Written task
Write down each entry again, exactly as it reads.

Provided data
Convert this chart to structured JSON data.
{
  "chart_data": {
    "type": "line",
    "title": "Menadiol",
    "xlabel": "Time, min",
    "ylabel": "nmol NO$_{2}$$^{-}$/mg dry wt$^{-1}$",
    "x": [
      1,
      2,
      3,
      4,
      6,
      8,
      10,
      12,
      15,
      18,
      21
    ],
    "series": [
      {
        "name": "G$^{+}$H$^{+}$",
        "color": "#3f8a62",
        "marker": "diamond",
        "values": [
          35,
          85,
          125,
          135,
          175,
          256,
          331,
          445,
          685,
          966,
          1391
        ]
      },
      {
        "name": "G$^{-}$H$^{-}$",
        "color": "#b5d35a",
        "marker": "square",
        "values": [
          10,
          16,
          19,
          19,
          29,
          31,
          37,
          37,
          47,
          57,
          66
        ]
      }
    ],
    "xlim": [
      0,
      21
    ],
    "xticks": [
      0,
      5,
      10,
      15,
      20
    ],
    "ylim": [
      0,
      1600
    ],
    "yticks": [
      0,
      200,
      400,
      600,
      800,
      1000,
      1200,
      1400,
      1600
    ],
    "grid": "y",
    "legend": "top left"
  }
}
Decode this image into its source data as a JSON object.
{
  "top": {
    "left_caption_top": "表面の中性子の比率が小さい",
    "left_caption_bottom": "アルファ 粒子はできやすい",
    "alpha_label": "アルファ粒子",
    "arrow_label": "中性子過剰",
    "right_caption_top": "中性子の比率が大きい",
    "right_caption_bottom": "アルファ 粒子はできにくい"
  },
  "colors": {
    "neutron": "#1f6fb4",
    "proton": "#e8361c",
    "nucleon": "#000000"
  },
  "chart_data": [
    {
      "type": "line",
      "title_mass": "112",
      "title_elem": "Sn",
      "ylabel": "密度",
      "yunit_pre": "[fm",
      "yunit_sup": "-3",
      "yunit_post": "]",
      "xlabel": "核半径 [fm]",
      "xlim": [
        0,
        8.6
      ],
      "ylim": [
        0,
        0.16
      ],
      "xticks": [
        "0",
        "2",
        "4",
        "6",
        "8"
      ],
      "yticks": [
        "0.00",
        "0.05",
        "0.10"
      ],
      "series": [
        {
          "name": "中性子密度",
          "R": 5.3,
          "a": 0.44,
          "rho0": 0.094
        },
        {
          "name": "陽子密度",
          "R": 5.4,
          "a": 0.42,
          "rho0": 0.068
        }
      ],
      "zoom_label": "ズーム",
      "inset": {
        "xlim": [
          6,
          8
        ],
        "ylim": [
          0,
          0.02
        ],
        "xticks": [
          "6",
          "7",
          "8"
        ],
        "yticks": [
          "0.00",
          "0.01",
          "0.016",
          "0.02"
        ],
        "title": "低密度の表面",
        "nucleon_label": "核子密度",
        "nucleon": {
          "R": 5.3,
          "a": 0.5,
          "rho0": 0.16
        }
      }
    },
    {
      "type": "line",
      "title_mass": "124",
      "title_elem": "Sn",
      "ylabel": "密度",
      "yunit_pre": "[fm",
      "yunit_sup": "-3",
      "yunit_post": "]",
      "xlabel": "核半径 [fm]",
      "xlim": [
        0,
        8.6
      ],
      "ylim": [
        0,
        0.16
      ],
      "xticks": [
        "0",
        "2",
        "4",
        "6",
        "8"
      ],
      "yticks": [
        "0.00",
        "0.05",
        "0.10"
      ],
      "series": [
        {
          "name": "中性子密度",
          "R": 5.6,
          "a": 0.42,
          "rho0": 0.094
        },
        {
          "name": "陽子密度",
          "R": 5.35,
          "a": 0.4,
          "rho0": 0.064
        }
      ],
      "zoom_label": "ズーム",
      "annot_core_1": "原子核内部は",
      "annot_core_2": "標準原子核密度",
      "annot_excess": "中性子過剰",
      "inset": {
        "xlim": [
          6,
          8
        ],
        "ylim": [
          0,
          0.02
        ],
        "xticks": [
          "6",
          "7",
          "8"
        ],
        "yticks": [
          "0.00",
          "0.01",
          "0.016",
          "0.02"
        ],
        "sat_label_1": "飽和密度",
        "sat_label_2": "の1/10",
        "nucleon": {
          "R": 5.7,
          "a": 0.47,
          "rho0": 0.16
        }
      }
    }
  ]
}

Correct response
Convert this chart to structured JSON data.
{
  "chart_data": {
    "type": "line",
    "title": "Menadiol",
    "xlabel": "Time, min",
    "ylabel": "nmol NO$_{2}$$^{-}$/mg dry wt$^{-1}$",
    "x": [
      1,
      2,
      3,
      4,
      6,
      8,
      10,
      12,
      15,
      18,
      21
    ],
    "series": [
      {
        "name": "G$^{+}$H$^{+}$",
        "color": "#3f8a62",
        "marker": "diamond",
        "values": [
          35,
          85,
          125,
          135,
          175,
          256,
          331,
          445,
          685,
          966,
          1391
        ]
      },
      {
        "name": "G$^{-}$H$^{-}$",
        "color": "#b5d35a",
        "marker": "square",
        "values": [
          10,
          16,
          19,
          19,
          29,
          31,
          37,
          37,
          47,
          57,
          66
        ]
      }
    ],
    "xlim": [
      0,
      21
    ],
    "xticks": [
      0,
      5,
      10,
      15,
      20
    ],
    "ylim": [
      0,
      1600
    ],
    "yticks": [
      0,
      200,
      400,
      600,
      800,
      1000,
      1200,
      1400,
      1600
    ],
    "grid": "y",
    "legend": "top left"
  }
}
Decode this image into its source data as a JSON object.
{
  "top": {
    "left_caption_top": "表面の中性子の比率が小さい",
    "left_caption_bottom": "アルファ 粒子はできやすい",
    "alpha_label": "アルファ粒子",
    "arrow_label": "中性子過剰",
    "right_caption_top": "中性子の比率が大きい",
    "right_caption_bottom": "アルファ 粒子はできにくい"
  },
  "colors": {
    "neutron": "#1f6fb4",
    "proton": "#e8361c",
    "nucleon": "#000000"
  },
  "chart_data": [
    {
      "type": "line",
      "title_mass": "112",
      "title_elem": "Sn",
      "ylabel": "密度",
      "yunit_pre": "[fm",
      "yunit_sup": "-3",
      "yunit_post": "]",
      "xlabel": "核半径 [fm]",
      "xlim": [
        0,
        8.6
      ],
      "ylim": [
        0,
        0.16
      ],
      "xticks": [
        "0",
        "2",
        "4",
        "6",
        "8"
      ],
      "yticks": [
        "0.00",
        "0.05",
        "0.10"
      ],
      "series": [
        {
          "name": "中性子密度",
          "R": 5.3,
          "a": 0.44,
          "rho0": 0.094
        },
        {
          "name": "陽子密度",
          "R": 5.4,
          "a": 0.42,
          "rho0": 0.068
        }
      ],
      "zoom_label": "ズーム",
      "inset": {
        "xlim": [
          6,
          8
        ],
        "ylim": [
          0,
          0.02
        ],
        "xticks": [
          "6",
          "7",
          "8"
        ],
        "yticks": [
          "0.00",
          "0.01",
          "0.016",
          "0.02"
        ],
        "title": "低密度の表面",
        "nucleon_label": "核子密度",
        "nucleon": {
          "R": 5.3,
          "a": 0.5,
          "rho0": 0.16
        }
      }
    },
    {
      "type": "line",
      "title_mass": "124",
      "title_elem": "Sn",
      "ylabel": "密度",
      "yunit_pre": "[fm",
      "yunit_sup": "-3",
      "yunit_post": "]",
      "xlabel": "核半径 [fm]",
      "xlim": [
        0,
        8.6
      ],
      "ylim": [
        0,
        0.16
      ],
      "xticks": [
        "0",
        "2",
        "4",
        "6",
        "8"
      ],
      "yticks": [
        "0.00",
        "0.05",
        "0.10"
      ],
      "series": [
        {
          "name": "中性子密度",
          "R": 5.6,
          "a": 0.42,
          "rho0": 0.094
        },
        {
          "name": "陽子密度",
          "R": 5.35,
          "a": 0.4,
          "rho0": 0.064
        }
      ],
      "zoom_label": "ズーム",
      "annot_core_1": "原子核内部は",
      "annot_core_2": "標準原子核密度",
      "annot_excess": "中性子過剰",
      "inset": {
        "xlim": [
          6,
          8
        ],
        "ylim": [
          0,
          0.02
        ],
        "xticks": [
          "6",
          "7",
          "8"
        ],
        "yticks": [
          "0.00",
          "0.01",
          "0.016",
          "0.02"
        ],
        "sat_label_1": "飽和密度",
        "sat_label_2": "の1/10",
        "nucleon": {
          "R": 5.7,
          "a": 0.47,
          "rho0": 0.16
        }
      }
    }
  ]
}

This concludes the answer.